PROBLEM: Reproduce the listing word for word, leaving every picture behind.

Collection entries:
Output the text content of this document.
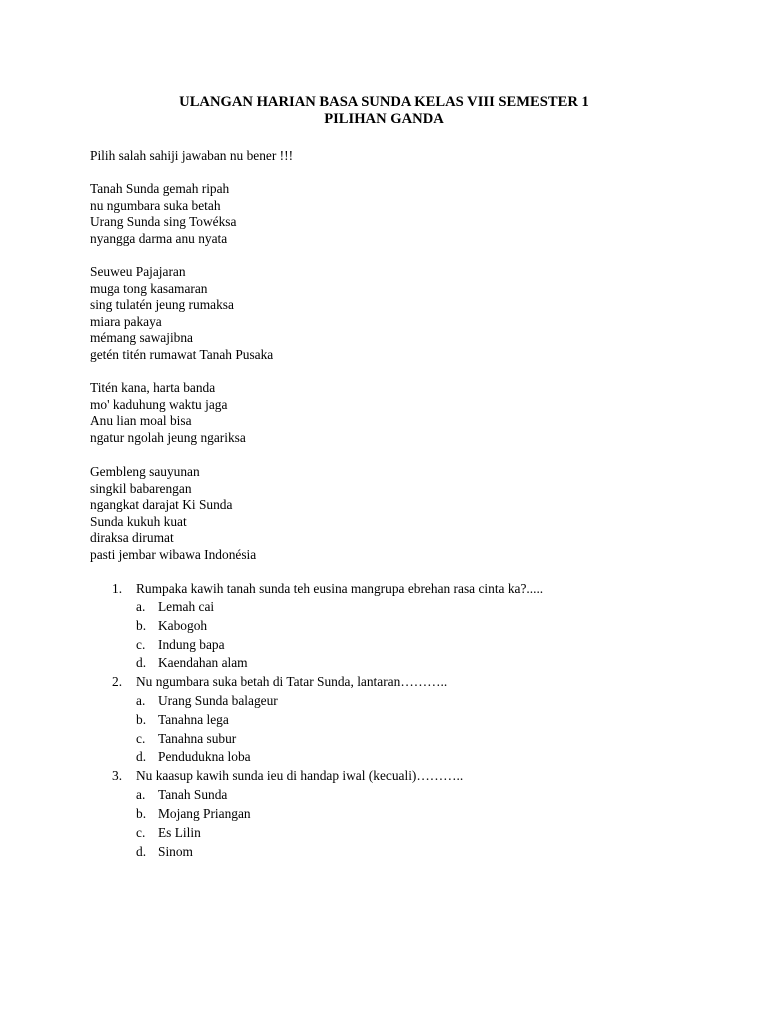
ULANGAN HARIAN BASA SUNDA KELAS VIII SEMESTER 1
PILIHAN GANDA
Pilih salah sahiji jawaban nu bener !!!
Tanah Sunda gemah ripah
nu ngumbara suka betah
Urang Sunda sing Towéksa
nyangga darma anu nyata
Seuweu Pajajaran
muga tong kasamaran
sing tulatén jeung rumaksa
miara pakaya
mémang sawajibna
getén titén rumawat Tanah Pusaka
Titén kana, harta banda
mo' kaduhung waktu jaga
Anu lian moal bisa
ngatur ngolah jeung ngariksa
Gembleng sauyunan
singkil babarengan
ngangkat darajat Ki Sunda
Sunda kukuh kuat
diraksa dirumat
pasti jembar wibawa Indonésia
1. Rumpaka kawih tanah sunda teh eusina mangrupa ebrehan rasa cinta ka?.....
a. Lemah cai
b. Kabogoh
c. Indung bapa
d. Kaendahan alam
2. Nu ngumbara suka betah di Tatar Sunda, lantaran………..
a. Urang Sunda balageur
b. Tanahna lega
c. Tanahna subur
d. Pendudukna loba
3. Nu kaasup kawih sunda ieu di handap iwal (kecuali)………..
a. Tanah Sunda
b. Mojang Priangan
c. Es Lilin
d. Sinom
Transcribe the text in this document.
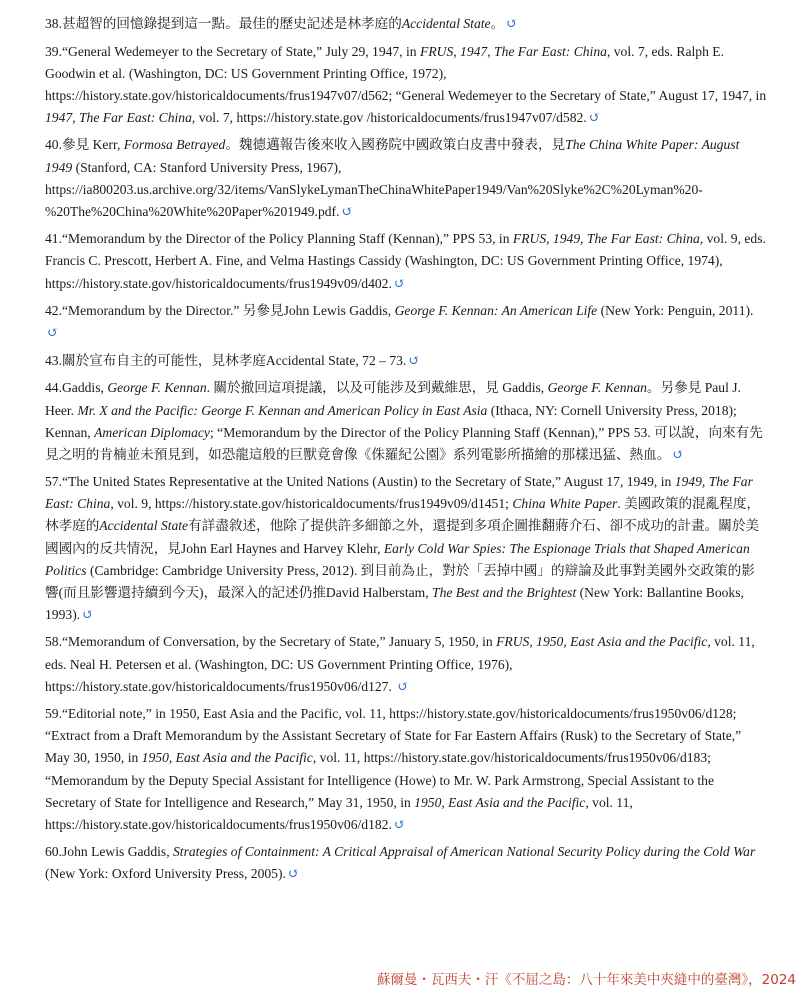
38.甚超智的回憶錄提到這一點。最佳的歷史記述是林孝庭的Accidental State。 ↺

39.“General Wedemeyer to the Secretary of State,” July 29, 1947, in FRUS, 1947, The Far East: China, vol. 7, eds. Ralph E. Goodwin et al. (Washington, DC: US Government Printing Office, 1972), https://history.state.gov/historicaldocuments/frus1947v07/d562; “General Wedemeyer to the Secretary of State,” August 17, 1947, in 1947, The Far East: China, vol. 7, https://history.state.gov /historicaldocuments/frus1947v07/d582. ↺

40.參見 Kerr, Formosa Betrayed。魏德邁報告後來收入國務院中國政策白皮書中發表，見The China White Paper: August 1949 (Stanford, CA: Stanford University Press, 1967), https://ia800203.us.archive.org/32/items/VanSlykeLymanTheChinaWhitePaper1949/Van%20Slyke%2C%20Lyman%20-%20The%20China%20White%20Paper%201949.pdf. ↺

41.“Memorandum by the Director of the Policy Planning Staff (Kennan),” PPS 53, in FRUS, 1949, The Far East: China, vol. 9, eds. Francis C. Prescott, Herbert A. Fine, and Velma Hastings Cassidy (Washington, DC: US Government Printing Office, 1974), https://history.state.gov/historicaldocuments/frus1949v09/d402. ↺

42.“Memorandum by the Director.” 另參見John Lewis Gaddis, George F. Kennan: An American Life (New York: Penguin, 2011). ↺

43.關於宣布自主的可能性，見林孝庭Accidental State, 72 – 73. ↺

44.Gaddis, George F. Kennan. 關於撤回這項提議，以及可能涉及到戴維思，見 Gaddis, George F. Kennan。另參見 Paul J. Heer. Mr. X and the Pacific: George F. Kennan and American Policy in East Asia (Ithaca, NY: Cornell University Press, 2018); Kennan, American Diplomacy; “Memorandum by the Director of the Policy Planning Staff (Kennan),” PPS 53. 可以說，向來有先見之明的肯楠並未預見到，如恐龍這般的巨獸竟會像《侏羅紀公園》系列電影所描繪的那樣迅猛、熱血。 ↺

57.“The United States Representative at the United Nations (Austin) to the Secretary of State,” August 17, 1949, in 1949, The Far East: China, vol. 9, https://history.state.gov/historicaldocuments/frus1949v09/d1451; China White Paper. 美國政策的混亂程度，林孝庭的Accidental State有詳盡敘述，他除了提供許多細節之外，還提到多項企圖推翻蔣介石、卻不成功的計畫。關於美國國內的反共情況，見John Earl Haynes and Harvey Klehr, Early Cold War Spies: The Espionage Trials that Shaped American Politics (Cambridge: Cambridge University Press, 2012). 到目前為止，對於「丟掉中國」的辯論及此事對美國外交政策的影響(而且影響還持續到今天)，最深入的記述仍推David Halberstam, The Best and the Brightest (New York: Ballantine Books, 1993). ↺

58.“Memorandum of Conversation, by the Secretary of State,” January 5, 1950, in FRUS, 1950, East Asia and the Pacific, vol. 11, eds. Neal H. Petersen et al. (Washington, DC: US Government Printing Office, 1976), https://history.state.gov/historicaldocuments/frus1950v06/d127. ↺

59.“Editorial note,” in 1950, East Asia and the Pacific, vol. 11, https://history.state.gov/historicaldocuments/frus1950v06/d128; “Extract from a Draft Memorandum by the Assistant Secretary of State for Far Eastern Affairs (Rusk) to the Secretary of State,” May 30, 1950, in 1950, East Asia and the Pacific, vol. 11, https://history.state.gov/historicaldocuments/frus1950v06/d183; “Memorandum by the Deputy Special Assistant for Intelligence (Howe) to Mr. W. Park Armstrong, Special Assistant to the Secretary of State for Intelligence and Research,” May 31, 1950, in 1950, East Asia and the Pacific, vol. 11, https://history.state.gov/historicaldocuments/frus1950v06/d182. ↺

60.John Lewis Gaddis, Strategies of Containment: A Critical Appraisal of American National Security Policy during the Cold War (New York: Oxford University Press, 2005). ↺

蘇爾曼・瓦西夫・汗《不屈之島：八十年來美中夾縫中的臺灣》，2024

WRITTEN REPLY:
Output the text content of this document.
ULANGAN HARIAN BASA SUNDA KELAS VIII SEMESTER 1
PILIHAN GANDA
Pilih salah sahiji jawaban nu bener !!!
Tanah Sunda gemah ripah
nu ngumbara suka betah
Urang Sunda sing Towéksa
nyangga darma anu nyata
Seuweu Pajajaran
muga tong kasamaran
sing tulatén jeung rumaksa
miara pakaya
mémang sawajibna
getén titén rumawat Tanah Pusaka
Titén kana, harta banda
mo' kaduhung waktu jaga
Anu lian moal bisa
ngatur ngolah jeung ngariksa
Gembleng sauyunan
singkil babarengan
ngangkat darajat Ki Sunda
Sunda kukuh kuat
diraksa dirumat
pasti jembar wibawa Indonésia
1. Rumpaka kawih tanah sunda teh eusina mangrupa ebrehan rasa cinta ka?.....
a. Lemah cai
b. Kabogoh
c. Indung bapa
d. Kaendahan alam
2. Nu ngumbara suka betah di Tatar Sunda, lantaran………..
a. Urang Sunda balageur
b. Tanahna lega
c. Tanahna subur
d. Pendudukna loba
3. Nu kaasup kawih sunda ieu di handap iwal (kecuali)………..
a. Tanah Sunda
b. Mojang Priangan
c. Es Lilin
d. Sinom
Transcribe the text in this document.
38.甚超智的回憶錄提到這一點。最佳的歷史記述是林孝庭的Accidental State。 ↺

39.“General Wedemeyer to the Secretary of State,” July 29, 1947, in FRUS, 1947, The Far East: China, vol. 7, eds. Ralph E. Goodwin et al. (Washington, DC: US Government Printing Office, 1972), https://history.state.gov/historicaldocuments/frus1947v07/d562; “General Wedemeyer to the Secretary of State,” August 17, 1947, in 1947, The Far East: China, vol. 7, https://history.state.gov /historicaldocuments/frus1947v07/d582. ↺

40.參見 Kerr, Formosa Betrayed。魏德邁報告後來收入國務院中國政策白皮書中發表，見The China White Paper: August 1949 (Stanford, CA: Stanford University Press, 1967), https://ia800203.us.archive.org/32/items/VanSlykeLymanTheChinaWhitePaper1949/Van%20Slyke%2C%20Lyman%20-%20The%20China%20White%20Paper%201949.pdf. ↺

41.“Memorandum by the Director of the Policy Planning Staff (Kennan),” PPS 53, in FRUS, 1949, The Far East: China, vol. 9, eds. Francis C. Prescott, Herbert A. Fine, and Velma Hastings Cassidy (Washington, DC: US Government Printing Office, 1974), https://history.state.gov/historicaldocuments/frus1949v09/d402. ↺

42.“Memorandum by the Director.” 另參見John Lewis Gaddis, George F. Kennan: An American Life (New York: Penguin, 2011). ↺

43.關於宣布自主的可能性，見林孝庭Accidental State, 72 – 73. ↺

44.Gaddis, George F. Kennan. 關於撤回這項提議，以及可能涉及到戴維思，見 Gaddis, George F. Kennan。另參見 Paul J. Heer. Mr. X and the Pacific: George F. Kennan and American Policy in East Asia (Ithaca, NY: Cornell University Press, 2018); Kennan, American Diplomacy; “Memorandum by the Director of the Policy Planning Staff (Kennan),” PPS 53. 可以說，向來有先見之明的肯楠並未預見到，如恐龍這般的巨獸竟會像《侏羅紀公園》系列電影所描繪的那樣迅猛、熱血。 ↺

57.“The United States Representative at the United Nations (Austin) to the Secretary of State,” August 17, 1949, in 1949, The Far East: China, vol. 9, https://history.state.gov/historicaldocuments/frus1949v09/d1451; China White Paper. 美國政策的混亂程度，林孝庭的Accidental State有詳盡敘述，他除了提供許多細節之外，還提到多項企圖推翻蔣介石、卻不成功的計畫。關於美國國內的反共情況，見John Earl Haynes and Harvey Klehr, Early Cold War Spies: The Espionage Trials that Shaped American Politics (Cambridge: Cambridge University Press, 2012). 到目前為止，對於「丟掉中國」的辯論及此事對美國外交政策的影響(而且影響還持續到今天)，最深入的記述仍推David Halberstam, The Best and the Brightest (New York: Ballantine Books, 1993). ↺

58.“Memorandum of Conversation, by the Secretary of State,” January 5, 1950, in FRUS, 1950, East Asia and the Pacific, vol. 11, eds. Neal H. Petersen et al. (Washington, DC: US Government Printing Office, 1976), https://history.state.gov/historicaldocuments/frus1950v06/d127. ↺

59.“Editorial note,” in 1950, East Asia and the Pacific, vol. 11, https://history.state.gov/historicaldocuments/frus1950v06/d128; “Extract from a Draft Memorandum by the Assistant Secretary of State for Far Eastern Affairs (Rusk) to the Secretary of State,” May 30, 1950, in 1950, East Asia and the Pacific, vol. 11, https://history.state.gov/historicaldocuments/frus1950v06/d183; “Memorandum by the Deputy Special Assistant for Intelligence (Howe) to Mr. W. Park Armstrong, Special Assistant to the Secretary of State for Intelligence and Research,” May 31, 1950, in 1950, East Asia and the Pacific, vol. 11, https://history.state.gov/historicaldocuments/frus1950v06/d182. ↺

60.John Lewis Gaddis, Strategies of Containment: A Critical Appraisal of American National Security Policy during the Cold War (New York: Oxford University Press, 2005). ↺

蘇爾曼・瓦西夫・汗《不屈之島：八十年來美中夾縫中的臺灣》，2024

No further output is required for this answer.